GIVEN INFORMATION:
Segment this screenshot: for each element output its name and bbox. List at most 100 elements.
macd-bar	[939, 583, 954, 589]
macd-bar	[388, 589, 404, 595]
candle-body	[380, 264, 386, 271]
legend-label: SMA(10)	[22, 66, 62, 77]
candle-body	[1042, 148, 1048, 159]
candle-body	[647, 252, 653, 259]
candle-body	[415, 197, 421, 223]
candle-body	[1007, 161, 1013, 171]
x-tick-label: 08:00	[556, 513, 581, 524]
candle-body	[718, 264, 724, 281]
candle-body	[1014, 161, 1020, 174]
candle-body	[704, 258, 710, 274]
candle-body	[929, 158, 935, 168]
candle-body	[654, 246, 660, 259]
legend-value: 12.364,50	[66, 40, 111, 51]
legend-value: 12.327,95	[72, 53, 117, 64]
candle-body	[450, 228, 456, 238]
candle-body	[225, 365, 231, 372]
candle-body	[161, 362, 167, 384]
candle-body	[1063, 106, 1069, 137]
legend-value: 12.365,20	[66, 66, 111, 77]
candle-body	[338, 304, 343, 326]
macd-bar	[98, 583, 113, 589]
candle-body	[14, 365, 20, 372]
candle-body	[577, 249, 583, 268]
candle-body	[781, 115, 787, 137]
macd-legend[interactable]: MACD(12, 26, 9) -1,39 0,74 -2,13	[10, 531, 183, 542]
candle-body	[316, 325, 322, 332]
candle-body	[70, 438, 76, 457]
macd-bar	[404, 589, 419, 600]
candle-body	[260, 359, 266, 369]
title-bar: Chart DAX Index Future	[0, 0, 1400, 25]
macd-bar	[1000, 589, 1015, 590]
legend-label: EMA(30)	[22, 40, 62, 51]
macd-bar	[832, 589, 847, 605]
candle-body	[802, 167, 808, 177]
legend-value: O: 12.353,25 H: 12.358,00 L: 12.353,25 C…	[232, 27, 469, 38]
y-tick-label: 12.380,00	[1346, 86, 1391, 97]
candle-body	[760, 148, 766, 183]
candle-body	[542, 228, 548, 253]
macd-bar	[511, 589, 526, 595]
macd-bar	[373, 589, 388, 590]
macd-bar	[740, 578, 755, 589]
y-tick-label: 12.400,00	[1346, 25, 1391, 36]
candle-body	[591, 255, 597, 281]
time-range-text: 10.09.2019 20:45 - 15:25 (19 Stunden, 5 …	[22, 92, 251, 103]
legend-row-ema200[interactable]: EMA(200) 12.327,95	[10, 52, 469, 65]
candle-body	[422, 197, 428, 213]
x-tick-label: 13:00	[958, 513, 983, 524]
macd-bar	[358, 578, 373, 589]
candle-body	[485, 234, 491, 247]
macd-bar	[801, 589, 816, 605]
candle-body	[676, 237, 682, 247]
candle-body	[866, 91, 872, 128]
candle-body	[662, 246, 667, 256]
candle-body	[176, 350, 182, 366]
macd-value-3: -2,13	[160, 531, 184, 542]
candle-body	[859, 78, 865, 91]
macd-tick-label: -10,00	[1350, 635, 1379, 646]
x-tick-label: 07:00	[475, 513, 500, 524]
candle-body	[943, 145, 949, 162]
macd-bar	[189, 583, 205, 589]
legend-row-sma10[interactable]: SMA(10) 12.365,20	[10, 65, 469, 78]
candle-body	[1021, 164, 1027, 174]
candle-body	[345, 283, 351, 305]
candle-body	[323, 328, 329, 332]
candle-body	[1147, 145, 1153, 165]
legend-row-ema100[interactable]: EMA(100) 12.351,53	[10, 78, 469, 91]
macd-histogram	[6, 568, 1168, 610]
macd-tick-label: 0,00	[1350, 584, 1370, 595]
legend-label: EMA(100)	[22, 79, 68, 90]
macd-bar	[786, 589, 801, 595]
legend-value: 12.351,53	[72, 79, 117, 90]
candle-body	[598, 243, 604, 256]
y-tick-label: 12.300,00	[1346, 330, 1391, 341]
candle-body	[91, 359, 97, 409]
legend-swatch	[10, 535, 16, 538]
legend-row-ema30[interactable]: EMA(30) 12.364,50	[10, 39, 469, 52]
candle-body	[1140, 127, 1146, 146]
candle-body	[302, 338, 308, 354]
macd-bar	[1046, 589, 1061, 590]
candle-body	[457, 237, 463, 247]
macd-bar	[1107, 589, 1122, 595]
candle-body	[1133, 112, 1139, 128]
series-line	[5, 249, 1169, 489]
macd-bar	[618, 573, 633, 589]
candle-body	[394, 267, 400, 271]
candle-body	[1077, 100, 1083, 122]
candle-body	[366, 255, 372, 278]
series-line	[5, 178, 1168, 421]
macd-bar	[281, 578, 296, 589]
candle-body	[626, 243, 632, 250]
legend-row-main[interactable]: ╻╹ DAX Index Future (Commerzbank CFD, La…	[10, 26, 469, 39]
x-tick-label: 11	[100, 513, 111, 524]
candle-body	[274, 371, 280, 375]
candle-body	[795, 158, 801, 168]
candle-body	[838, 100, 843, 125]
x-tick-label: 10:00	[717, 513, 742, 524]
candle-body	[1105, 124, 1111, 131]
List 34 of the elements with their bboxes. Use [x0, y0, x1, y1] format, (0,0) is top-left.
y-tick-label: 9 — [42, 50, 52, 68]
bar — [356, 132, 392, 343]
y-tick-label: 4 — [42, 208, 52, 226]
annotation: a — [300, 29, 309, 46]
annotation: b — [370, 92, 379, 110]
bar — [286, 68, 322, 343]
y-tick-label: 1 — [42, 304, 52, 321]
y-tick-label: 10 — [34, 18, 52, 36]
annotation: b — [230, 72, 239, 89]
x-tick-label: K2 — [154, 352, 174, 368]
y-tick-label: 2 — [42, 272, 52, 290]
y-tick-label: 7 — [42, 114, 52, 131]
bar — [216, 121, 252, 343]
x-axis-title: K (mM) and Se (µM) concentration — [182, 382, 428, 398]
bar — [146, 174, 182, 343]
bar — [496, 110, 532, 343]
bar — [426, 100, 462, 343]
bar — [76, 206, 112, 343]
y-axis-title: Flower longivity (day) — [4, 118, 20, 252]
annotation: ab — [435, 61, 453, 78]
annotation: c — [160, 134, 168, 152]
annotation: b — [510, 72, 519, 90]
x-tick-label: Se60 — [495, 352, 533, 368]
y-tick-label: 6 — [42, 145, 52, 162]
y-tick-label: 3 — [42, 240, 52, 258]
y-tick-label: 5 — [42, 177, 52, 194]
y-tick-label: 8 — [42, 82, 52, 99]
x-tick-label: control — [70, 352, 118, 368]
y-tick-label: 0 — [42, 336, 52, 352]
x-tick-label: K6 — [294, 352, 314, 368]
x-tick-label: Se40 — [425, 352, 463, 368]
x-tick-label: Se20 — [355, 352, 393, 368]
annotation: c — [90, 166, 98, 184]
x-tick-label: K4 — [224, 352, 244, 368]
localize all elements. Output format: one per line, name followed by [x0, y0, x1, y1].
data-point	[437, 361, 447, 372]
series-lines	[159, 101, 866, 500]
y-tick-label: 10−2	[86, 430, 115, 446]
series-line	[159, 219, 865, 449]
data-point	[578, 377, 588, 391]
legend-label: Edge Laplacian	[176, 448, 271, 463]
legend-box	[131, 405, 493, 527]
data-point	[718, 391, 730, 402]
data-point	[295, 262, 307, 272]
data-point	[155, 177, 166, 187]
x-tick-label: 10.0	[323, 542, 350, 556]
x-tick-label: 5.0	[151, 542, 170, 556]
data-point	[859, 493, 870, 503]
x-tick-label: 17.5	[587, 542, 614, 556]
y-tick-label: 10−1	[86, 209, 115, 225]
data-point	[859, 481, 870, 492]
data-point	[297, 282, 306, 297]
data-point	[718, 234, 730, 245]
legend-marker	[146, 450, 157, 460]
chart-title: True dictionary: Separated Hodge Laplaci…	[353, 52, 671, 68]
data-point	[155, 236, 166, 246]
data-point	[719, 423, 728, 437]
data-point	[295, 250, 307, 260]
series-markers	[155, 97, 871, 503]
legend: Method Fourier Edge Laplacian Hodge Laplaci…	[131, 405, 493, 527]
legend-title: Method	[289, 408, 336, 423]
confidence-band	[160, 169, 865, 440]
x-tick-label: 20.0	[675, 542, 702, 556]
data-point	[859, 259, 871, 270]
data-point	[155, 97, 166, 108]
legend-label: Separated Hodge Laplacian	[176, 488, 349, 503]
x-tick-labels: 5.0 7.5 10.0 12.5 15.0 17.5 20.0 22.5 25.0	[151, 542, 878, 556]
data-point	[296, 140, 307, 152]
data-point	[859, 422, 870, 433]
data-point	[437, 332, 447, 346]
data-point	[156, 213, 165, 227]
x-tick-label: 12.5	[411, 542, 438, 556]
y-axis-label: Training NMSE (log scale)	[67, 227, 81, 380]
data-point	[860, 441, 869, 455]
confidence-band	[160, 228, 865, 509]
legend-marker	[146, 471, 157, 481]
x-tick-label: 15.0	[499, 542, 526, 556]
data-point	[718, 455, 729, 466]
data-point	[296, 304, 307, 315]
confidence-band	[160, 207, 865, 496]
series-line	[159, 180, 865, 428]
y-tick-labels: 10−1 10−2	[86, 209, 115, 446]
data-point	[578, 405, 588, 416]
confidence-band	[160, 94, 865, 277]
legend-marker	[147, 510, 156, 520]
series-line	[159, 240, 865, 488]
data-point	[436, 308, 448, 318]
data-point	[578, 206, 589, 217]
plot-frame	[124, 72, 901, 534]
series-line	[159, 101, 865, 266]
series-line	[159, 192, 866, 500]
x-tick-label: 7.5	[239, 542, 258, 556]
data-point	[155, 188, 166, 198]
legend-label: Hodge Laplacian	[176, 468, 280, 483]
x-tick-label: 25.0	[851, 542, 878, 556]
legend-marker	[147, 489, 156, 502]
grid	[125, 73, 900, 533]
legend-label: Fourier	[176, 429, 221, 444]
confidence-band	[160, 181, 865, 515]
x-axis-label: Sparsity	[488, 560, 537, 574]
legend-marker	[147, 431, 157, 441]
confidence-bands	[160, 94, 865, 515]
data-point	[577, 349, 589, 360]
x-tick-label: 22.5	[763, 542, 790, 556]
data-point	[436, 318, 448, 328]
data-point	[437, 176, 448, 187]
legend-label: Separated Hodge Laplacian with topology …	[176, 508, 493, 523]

DESCRIPTION OF THE TASK:
Starting from the first line of the listing and going on through the line with "title-bar: Chart DAX", repeat every line word for word, keeping both of those lines.

EXPECTED ANSWER:
Segment this screenshot: for each element output its name and bbox. List at most 100 elements.
macd-bar	[939, 583, 954, 589]
macd-bar	[388, 589, 404, 595]
candle-body	[380, 264, 386, 271]
legend-label: SMA(10)	[22, 66, 62, 77]
candle-body	[1042, 148, 1048, 159]
candle-body	[647, 252, 653, 259]
candle-body	[415, 197, 421, 223]
candle-body	[1007, 161, 1013, 171]
x-tick-label: 08:00	[556, 513, 581, 524]
candle-body	[718, 264, 724, 281]
candle-body	[1014, 161, 1020, 174]
candle-body	[704, 258, 710, 274]
candle-body	[929, 158, 935, 168]
candle-body	[654, 246, 660, 259]
legend-value: 12.364,50	[66, 40, 111, 51]
legend-value: 12.327,95	[72, 53, 117, 64]
candle-body	[450, 228, 456, 238]
candle-body	[225, 365, 231, 372]
candle-body	[161, 362, 167, 384]
candle-body	[1063, 106, 1069, 137]
legend-value: 12.365,20	[66, 66, 111, 77]
candle-body	[338, 304, 343, 326]
macd-bar	[98, 583, 113, 589]
candle-body	[14, 365, 20, 372]
candle-body	[577, 249, 583, 268]
candle-body	[781, 115, 787, 137]
macd-legend[interactable]: MACD(12, 26, 9) -1,39 0,74 -2,13	[10, 531, 183, 542]
candle-body	[316, 325, 322, 332]
candle-body	[70, 438, 76, 457]
macd-bar	[404, 589, 419, 600]
candle-body	[260, 359, 266, 369]
title-bar: Chart DAX Index Future	[0, 0, 1400, 25]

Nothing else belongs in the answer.